▸ PAGE EXTRACT
.....

There’s a Powerful Film On Teen Drug Addiction Buried Somewhere Inside “Beautiful Boy,” But This One Ain’t It

 

NOVEMBER 12, 2018

“Beautiful Boy,” a story about a young man’s deepening drug addiction and his father’s desperate attempt to pull him back from the abyss, seems designed to tear your heart out.  Yet I found myself nodding off throughout much of the 112-minute film, which feels much, much longer.

Looking back as to why I felt that “Beautiful Boy” whiffed, it isn’t because the creative team isn’t top notch — director Felix van Groeningen was nominated for an Oscar for his terrific 2012 film “The Broken Circle Breakdown,” and “Beautiful Boy” stars Steve Carell, Timothée Chalamet and Amy Ryan are all Oscar nominees as well.  All the pieces are in place, so what happened?

The source material to the “Beautiful Boy” screenplay, credited to van Groeningen and Luke Davies, is taken from two memoirs — “Beautiful Boy: A Father’s Journey Through His Son’s Addiction” by David Sheff (the father) and  “Tweak: Growing Up on Methamphetamines” by Nic Sheff (the son).  Sounds thorough, right?

And that, ironically, is the problem.

It didn’t have to be.  There are plenty of examples of films whose stories are told via multiple points of view that only enhanced the screenplay.  Just last year, for example, Steven Rogers’ insightful script for “I, Tonya” told incidents from Tonya’s perspective, her mother’s point of view and then presented the truth, which was at times was wildly different than either of those characters remember (or chose to remember).

Compared with “I, Tonya’s” achievement, “Beautiful Boy” would seem to be a comparatively easy mashup, yet its script fails on almost every count.  In van Groeningen and Davies’ screenplay, we’re yanked back and forth between the characters’ points of view with little reason why, so that by the end, we don’t know what or who to believe.  When, after my screening, a friend asked me what I thought of it, I had only one question:

“Whose story IS this?”

.....

▸ WORK TASK 1
Summarize the review of "Beautiful Boy" in two sentences.
▸ WORK TASK 2
Pick up the review of "Beautiful Boy" right after its final sentence and keep writing it.

▸ RECORD SET
.....

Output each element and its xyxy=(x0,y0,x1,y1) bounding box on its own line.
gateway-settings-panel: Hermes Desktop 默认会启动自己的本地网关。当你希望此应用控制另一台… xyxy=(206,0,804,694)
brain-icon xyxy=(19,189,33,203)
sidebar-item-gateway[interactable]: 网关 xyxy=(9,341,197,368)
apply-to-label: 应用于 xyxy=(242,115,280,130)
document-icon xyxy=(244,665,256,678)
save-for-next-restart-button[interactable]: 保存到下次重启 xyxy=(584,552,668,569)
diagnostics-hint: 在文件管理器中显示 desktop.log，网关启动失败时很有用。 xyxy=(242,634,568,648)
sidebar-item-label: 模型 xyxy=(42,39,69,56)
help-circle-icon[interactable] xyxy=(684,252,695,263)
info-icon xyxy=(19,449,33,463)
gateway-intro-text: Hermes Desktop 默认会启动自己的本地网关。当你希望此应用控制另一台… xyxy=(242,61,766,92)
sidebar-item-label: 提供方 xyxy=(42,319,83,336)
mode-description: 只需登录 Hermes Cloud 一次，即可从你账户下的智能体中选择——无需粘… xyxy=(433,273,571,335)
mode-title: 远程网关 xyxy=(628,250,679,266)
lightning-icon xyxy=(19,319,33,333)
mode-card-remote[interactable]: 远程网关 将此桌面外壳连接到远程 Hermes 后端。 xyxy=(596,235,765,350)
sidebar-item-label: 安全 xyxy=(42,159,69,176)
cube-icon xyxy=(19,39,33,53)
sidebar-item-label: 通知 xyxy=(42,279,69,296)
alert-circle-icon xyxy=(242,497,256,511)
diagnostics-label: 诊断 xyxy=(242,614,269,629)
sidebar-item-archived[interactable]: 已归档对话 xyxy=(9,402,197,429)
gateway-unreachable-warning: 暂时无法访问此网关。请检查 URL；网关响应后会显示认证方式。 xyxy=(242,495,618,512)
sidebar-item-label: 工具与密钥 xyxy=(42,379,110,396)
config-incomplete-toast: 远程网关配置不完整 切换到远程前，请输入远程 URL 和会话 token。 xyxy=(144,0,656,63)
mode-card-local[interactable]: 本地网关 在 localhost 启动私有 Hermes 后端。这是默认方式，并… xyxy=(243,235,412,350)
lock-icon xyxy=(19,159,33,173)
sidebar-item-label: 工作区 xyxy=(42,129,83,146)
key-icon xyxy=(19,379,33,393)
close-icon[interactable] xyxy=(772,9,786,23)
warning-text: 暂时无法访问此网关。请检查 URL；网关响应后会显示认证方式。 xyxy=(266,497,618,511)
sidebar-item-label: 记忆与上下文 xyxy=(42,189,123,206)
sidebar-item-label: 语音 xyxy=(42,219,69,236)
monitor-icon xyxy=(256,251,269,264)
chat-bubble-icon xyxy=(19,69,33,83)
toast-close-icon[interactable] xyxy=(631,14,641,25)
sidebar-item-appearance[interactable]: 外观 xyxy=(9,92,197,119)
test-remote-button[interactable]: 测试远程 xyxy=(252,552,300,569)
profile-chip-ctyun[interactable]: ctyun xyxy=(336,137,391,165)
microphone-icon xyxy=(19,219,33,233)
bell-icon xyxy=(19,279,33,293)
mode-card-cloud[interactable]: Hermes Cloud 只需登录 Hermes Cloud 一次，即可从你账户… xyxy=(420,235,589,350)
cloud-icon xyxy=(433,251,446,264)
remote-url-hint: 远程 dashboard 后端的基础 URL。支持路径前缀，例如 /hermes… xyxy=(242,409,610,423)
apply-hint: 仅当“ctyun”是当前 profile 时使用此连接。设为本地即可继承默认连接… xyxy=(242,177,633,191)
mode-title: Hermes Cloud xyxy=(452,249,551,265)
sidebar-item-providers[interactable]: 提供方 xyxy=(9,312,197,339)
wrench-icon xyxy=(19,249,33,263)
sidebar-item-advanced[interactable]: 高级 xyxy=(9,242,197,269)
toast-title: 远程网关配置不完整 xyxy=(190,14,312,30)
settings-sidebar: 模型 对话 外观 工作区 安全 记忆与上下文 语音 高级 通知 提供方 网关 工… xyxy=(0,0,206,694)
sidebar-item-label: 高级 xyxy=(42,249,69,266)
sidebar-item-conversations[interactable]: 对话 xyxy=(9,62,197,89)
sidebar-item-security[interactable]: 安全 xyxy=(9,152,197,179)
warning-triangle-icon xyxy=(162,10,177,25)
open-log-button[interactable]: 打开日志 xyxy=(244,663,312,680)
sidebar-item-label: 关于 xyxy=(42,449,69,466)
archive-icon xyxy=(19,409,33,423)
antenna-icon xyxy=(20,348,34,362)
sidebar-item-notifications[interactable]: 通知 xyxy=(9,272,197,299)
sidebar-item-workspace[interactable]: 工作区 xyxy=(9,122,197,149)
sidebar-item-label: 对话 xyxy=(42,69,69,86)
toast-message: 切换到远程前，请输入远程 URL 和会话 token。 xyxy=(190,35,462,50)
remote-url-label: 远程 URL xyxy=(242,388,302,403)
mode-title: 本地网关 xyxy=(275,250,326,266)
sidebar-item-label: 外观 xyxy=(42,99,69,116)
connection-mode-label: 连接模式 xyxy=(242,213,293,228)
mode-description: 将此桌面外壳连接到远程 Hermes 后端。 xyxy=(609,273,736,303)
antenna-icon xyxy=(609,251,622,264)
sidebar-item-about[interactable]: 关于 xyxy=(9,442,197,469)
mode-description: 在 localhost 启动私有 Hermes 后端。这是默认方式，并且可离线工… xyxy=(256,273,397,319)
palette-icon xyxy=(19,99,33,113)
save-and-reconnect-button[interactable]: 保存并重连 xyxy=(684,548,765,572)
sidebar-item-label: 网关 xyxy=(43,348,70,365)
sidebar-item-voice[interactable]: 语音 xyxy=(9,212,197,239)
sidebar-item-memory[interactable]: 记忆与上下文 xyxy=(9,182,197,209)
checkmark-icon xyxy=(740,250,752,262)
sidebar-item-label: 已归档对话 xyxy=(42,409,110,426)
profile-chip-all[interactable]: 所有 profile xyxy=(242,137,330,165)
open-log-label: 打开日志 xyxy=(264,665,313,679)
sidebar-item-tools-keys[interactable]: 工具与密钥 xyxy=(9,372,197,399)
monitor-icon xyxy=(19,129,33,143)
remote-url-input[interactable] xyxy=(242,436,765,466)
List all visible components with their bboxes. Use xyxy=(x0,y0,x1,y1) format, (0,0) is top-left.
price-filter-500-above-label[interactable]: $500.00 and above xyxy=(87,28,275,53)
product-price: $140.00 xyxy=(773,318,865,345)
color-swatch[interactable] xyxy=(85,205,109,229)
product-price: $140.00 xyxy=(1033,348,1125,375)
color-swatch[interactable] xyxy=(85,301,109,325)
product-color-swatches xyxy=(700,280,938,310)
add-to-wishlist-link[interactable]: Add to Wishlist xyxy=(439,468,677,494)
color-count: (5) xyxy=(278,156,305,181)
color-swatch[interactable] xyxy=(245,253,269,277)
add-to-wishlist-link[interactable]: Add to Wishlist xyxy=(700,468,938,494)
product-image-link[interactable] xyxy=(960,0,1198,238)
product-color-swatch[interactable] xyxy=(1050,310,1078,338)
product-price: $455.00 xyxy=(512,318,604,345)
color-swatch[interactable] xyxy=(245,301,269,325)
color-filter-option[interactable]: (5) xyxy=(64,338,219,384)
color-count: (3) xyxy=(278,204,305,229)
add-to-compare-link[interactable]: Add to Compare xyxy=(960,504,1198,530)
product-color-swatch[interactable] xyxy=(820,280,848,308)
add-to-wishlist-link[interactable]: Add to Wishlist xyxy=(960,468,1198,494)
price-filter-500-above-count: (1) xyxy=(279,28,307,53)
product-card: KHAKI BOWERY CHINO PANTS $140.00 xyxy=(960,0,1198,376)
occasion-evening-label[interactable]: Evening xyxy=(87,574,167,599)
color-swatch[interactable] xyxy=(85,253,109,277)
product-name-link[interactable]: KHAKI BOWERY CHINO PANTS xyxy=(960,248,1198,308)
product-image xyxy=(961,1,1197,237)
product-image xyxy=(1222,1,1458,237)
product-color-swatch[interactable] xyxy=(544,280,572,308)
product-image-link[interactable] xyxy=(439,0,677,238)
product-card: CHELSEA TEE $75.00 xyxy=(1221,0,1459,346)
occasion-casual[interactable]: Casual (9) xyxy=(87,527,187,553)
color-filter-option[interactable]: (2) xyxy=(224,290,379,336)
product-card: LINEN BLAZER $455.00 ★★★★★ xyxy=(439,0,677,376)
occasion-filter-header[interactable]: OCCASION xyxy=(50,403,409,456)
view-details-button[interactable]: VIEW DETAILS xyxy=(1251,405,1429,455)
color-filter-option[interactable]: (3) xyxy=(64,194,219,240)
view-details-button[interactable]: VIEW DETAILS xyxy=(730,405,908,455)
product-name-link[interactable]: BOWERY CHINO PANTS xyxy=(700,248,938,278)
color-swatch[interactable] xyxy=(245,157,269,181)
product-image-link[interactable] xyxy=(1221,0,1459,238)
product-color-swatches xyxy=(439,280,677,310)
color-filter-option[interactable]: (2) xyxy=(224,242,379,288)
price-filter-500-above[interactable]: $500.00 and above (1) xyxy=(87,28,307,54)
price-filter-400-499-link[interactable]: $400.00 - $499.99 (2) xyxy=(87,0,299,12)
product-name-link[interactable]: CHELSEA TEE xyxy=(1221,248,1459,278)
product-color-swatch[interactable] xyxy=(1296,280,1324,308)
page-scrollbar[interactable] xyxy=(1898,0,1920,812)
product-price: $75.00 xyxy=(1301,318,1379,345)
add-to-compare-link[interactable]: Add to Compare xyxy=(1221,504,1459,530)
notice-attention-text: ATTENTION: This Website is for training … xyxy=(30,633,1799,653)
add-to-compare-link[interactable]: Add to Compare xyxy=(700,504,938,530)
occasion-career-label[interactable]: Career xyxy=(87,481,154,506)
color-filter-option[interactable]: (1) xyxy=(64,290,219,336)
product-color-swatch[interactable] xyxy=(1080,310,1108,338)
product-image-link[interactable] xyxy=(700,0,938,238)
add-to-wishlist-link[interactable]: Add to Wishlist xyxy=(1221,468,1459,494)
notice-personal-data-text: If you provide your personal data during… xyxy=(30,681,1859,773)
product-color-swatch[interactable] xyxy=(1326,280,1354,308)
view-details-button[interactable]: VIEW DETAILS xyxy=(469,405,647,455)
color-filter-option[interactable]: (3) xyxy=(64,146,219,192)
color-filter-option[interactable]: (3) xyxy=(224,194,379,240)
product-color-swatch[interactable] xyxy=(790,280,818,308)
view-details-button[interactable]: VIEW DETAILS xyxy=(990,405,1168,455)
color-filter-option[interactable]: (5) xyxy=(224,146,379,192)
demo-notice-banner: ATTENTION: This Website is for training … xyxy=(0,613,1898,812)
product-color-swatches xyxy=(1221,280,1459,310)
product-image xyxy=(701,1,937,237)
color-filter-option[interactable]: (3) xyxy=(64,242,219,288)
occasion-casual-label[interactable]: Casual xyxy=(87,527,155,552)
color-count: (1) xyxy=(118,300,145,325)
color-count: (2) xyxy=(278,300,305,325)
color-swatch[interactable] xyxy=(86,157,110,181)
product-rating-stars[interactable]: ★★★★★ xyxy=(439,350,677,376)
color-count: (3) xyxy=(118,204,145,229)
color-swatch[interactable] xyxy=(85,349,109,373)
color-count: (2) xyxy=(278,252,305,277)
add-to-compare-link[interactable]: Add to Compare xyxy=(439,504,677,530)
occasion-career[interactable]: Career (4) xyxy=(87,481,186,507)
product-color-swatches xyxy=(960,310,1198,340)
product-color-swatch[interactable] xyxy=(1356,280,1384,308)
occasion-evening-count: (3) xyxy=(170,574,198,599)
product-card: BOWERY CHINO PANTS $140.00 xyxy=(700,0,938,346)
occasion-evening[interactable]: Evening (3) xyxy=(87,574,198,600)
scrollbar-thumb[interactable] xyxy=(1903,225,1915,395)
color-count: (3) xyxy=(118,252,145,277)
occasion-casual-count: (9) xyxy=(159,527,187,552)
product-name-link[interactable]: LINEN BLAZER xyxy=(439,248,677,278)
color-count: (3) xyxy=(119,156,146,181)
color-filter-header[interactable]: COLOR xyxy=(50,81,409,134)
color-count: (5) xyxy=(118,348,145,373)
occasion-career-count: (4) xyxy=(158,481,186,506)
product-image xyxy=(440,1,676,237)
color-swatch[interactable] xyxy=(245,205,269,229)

.....

▸ EXERCISE RESPONSE 1
The reviewer nodded off through much of "Beautiful Boy," a film about a young man's drug addiction and his father's attempt to save him, despite its Oscar-nominated director and cast. The review blames a screenplay drawn from both the father's and the son's memoirs that yanks the viewer between their points of view with little reason, leaving the question of whose story it is.

▸ EXERCISE RESPONSE 2
I don’t mean to harp on the screenplay (although I am), but there are still some very good things about “Beautiful Boy.”  Primarily the acting.  As David, the grieving father, Carell is enormously effective and a far cry from his Michael Scott in NBC’s “The Office” in his empathy.  He brings such good will into the project that the audience really feels how much his heart is breaking over his son’s crisis.

As David’s wives, both his current Karen (Maura Tierney) and his ex Vicki (Ryan), the two actresses are (as usual) terrific, but why would you cast women of that acting caliber and give them such little material with which to work?

Truth be told, though, the only reason to see “Beautiful Boy” is the performance of Timothée Chalamet as Nic.  I had not heard of the Manhattan-born Chalamet before his breakthrough performance in “Call Me By Your Name,” but his performance here only solidifies that feeling that Chalamet, along with Lucas Hedges, are the premier actors of their generation.

Chalamet’s Nic, who was innocently happy as a child (as we see in multiple flashbacks), finds that, in his adolescence, that he needs more stimulation and gets that through crystal meth.  Chamalet walks a very fine line here, acknowledging that his current condition is one of his own choosing, yet wanting to get off the addiction train and finds out he can’t.  This role could have been played as very unlikable, yet, even as he relapses, Chamalet’s Nic always communicates just how much we wants to get clean.

But the conundrum that “Beautiful Boy” faces is that, in order to be accurate as to the trajectory of addiction scenarios, it has to acknowledge the syndrome of addiction/withdrawal/recovery/relapse/recovery/relapse.  While this is exactly what addicted patients go through, it does make for lousy drama.  After about the third time Nic goes into his recovery/relapse cycle, I stopped caring despite Chamalet’s heartrending performance.

Despite the script’s repetitious plotline, there’s a good movie buried somewhere in here.  But “Beautiful Boy” ain’t it.